Material provided:
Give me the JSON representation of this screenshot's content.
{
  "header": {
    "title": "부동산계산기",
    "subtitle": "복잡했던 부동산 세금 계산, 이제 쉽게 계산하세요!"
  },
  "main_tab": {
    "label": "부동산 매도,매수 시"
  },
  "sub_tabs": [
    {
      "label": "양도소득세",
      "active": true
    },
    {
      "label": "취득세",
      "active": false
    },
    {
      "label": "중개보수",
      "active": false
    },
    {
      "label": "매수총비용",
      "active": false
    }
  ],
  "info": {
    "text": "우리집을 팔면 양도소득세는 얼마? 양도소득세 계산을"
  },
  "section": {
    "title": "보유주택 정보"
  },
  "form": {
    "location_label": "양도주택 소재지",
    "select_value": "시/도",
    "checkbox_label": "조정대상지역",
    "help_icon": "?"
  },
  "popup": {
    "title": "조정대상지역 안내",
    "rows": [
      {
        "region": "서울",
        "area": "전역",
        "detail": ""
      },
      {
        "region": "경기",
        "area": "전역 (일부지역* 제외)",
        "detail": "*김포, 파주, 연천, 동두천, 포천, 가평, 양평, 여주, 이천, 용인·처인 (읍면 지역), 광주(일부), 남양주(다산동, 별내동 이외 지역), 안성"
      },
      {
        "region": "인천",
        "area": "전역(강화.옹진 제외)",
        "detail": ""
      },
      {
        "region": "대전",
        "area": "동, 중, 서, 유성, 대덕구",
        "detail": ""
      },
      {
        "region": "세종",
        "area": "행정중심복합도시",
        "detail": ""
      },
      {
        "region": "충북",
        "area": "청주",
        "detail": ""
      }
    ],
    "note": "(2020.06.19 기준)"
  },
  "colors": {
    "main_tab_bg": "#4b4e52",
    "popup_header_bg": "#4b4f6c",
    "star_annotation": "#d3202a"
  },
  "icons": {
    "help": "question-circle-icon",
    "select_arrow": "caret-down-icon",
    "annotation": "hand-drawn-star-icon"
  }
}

What is needed:
Take the material above and return all of it exactly.

Result of the exercise:
Give me the JSON representation of this screenshot's content.
{
  "header": {
    "title": "부동산계산기",
    "subtitle": "복잡했던 부동산 세금 계산, 이제 쉽게 계산하세요!"
  },
  "main_tab": {
    "label": "부동산 매도,매수 시"
  },
  "sub_tabs": [
    {
      "label": "양도소득세",
      "active": true
    },
    {
      "label": "취득세",
      "active": false
    },
    {
      "label": "중개보수",
      "active": false
    },
    {
      "label": "매수총비용",
      "active": false
    }
  ],
  "info": {
    "text": "우리집을 팔면 양도소득세는 얼마? 양도소득세 계산을"
  },
  "section": {
    "title": "보유주택 정보"
  },
  "form": {
    "location_label": "양도주택 소재지",
    "select_value": "시/도",
    "checkbox_label": "조정대상지역",
    "help_icon": "?"
  },
  "popup": {
    "title": "조정대상지역 안내",
    "rows": [
      {
        "region": "서울",
        "area": "전역",
        "detail": ""
      },
      {
        "region": "경기",
        "area": "전역 (일부지역* 제외)",
        "detail": "*김포, 파주, 연천, 동두천, 포천, 가평, 양평, 여주, 이천, 용인·처인 (읍면 지역), 광주(일부), 남양주(다산동, 별내동 이외 지역), 안성"
      },
      {
        "region": "인천",
        "area": "전역(강화.옹진 제외)",
        "detail": ""
      },
      {
        "region": "대전",
        "area": "동, 중, 서, 유성, 대덕구",
        "detail": ""
      },
      {
        "region": "세종",
        "area": "행정중심복합도시",
        "detail": ""
      },
      {
        "region": "충북",
        "area": "청주",
        "detail": ""
      }
    ],
    "note": "(2020.06.19 기준)"
  },
  "colors": {
    "main_tab_bg": "#4b4e52",
    "popup_header_bg": "#4b4f6c",
    "star_annotation": "#d3202a"
  },
  "icons": {
    "help": "question-circle-icon",
    "select_arrow": "caret-down-icon",
    "annotation": "hand-drawn-star-icon"
  }
}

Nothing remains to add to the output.